## [WHAT IS BEING ASKED]
What follows is a set of entries. Give them again exactly, without the pictures.

## [MATERIAL FOR THE TASK]
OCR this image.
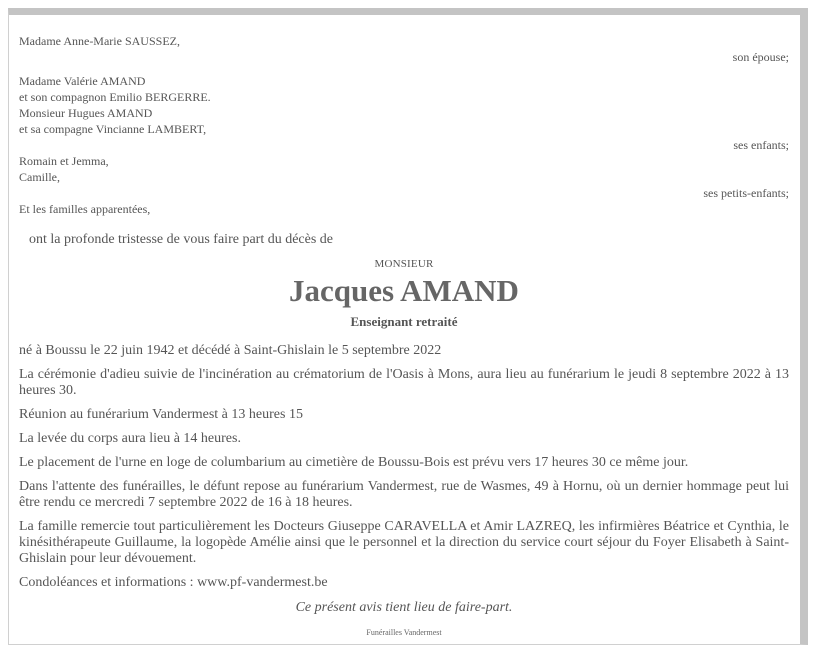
Madame Anne-Marie SAUSSEZ,
son épouse;
Madame Valérie AMAND
et son compagnon Emilio BERGERRE.
Monsieur Hugues AMAND
et sa compagne Vincianne LAMBERT,
ses enfants;
Romain et Jemma,
Camille,
ses petits-enfants;
Et les familles apparentées,
ont la profonde tristesse de vous faire part du décès de
MONSIEUR
Jacques AMAND
Enseignant retraité
né à Boussu le 22 juin 1942 et décédé à Saint-Ghislain le 5 septembre 2022
La cérémonie d'adieu suivie de l'incinération au crématorium de l'Oasis à Mons, aura lieu au funérarium le jeudi 8 septembre 2022 à 13 heures 30.
Réunion au funérarium Vandermest à 13 heures 15
La levée du corps aura lieu à 14 heures.
Le placement de l'urne en loge de columbarium au cimetière de Boussu-Bois est prévu vers 17 heures 30 ce même jour.
Dans l'attente des funérailles, le défunt repose au funérarium Vandermest, rue de Wasmes, 49 à Hornu, où un dernier hommage peut lui être rendu ce mercredi 7 septembre 2022 de 16 à 18 heures.
La famille remercie tout particulièrement les Docteurs Giuseppe CARAVELLA et Amir LAZREQ, les infirmières Béatrice et Cynthia, le kinésithérapeute Guillaume, la logopède Amélie ainsi que le personnel et la direction du service court séjour du Foyer Elisabeth à Saint-Ghislain pour leur dévouement.
Condoléances et informations : www.pf-vandermest.be
Ce présent avis tient lieu de faire-part.
Funérailles Vandermest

## [RESPONSE TO THIS EXERCISE]
OCR this image.
Madame Anne-Marie SAUSSEZ,
son épouse;
Madame Valérie AMAND
et son compagnon Emilio BERGERRE.
Monsieur Hugues AMAND
et sa compagne Vincianne LAMBERT,
ses enfants;
Romain et Jemma,
Camille,
ses petits-enfants;
Et les familles apparentées,
ont la profonde tristesse de vous faire part du décès de
MONSIEUR
Jacques AMAND
Enseignant retraité
né à Boussu le 22 juin 1942 et décédé à Saint-Ghislain le 5 septembre 2022
La cérémonie d'adieu suivie de l'incinération au crématorium de l'Oasis à Mons, aura lieu au funérarium le jeudi 8 septembre 2022 à 13 heures 30.
Réunion au funérarium Vandermest à 13 heures 15
La levée du corps aura lieu à 14 heures.
Le placement de l'urne en loge de columbarium au cimetière de Boussu-Bois est prévu vers 17 heures 30 ce même jour.
Dans l'attente des funérailles, le défunt repose au funérarium Vandermest, rue de Wasmes, 49 à Hornu, où un dernier hommage peut lui être rendu ce mercredi 7 septembre 2022 de 16 à 18 heures.
La famille remercie tout particulièrement les Docteurs Giuseppe CARAVELLA et Amir LAZREQ, les infirmières Béatrice et Cynthia, le kinésithérapeute Guillaume, la logopède Amélie ainsi que le personnel et la direction du service court séjour du Foyer Elisabeth à Saint-Ghislain pour leur dévouement.
Condoléances et informations : www.pf-vandermest.be
Ce présent avis tient lieu de faire-part.
Funérailles Vandermest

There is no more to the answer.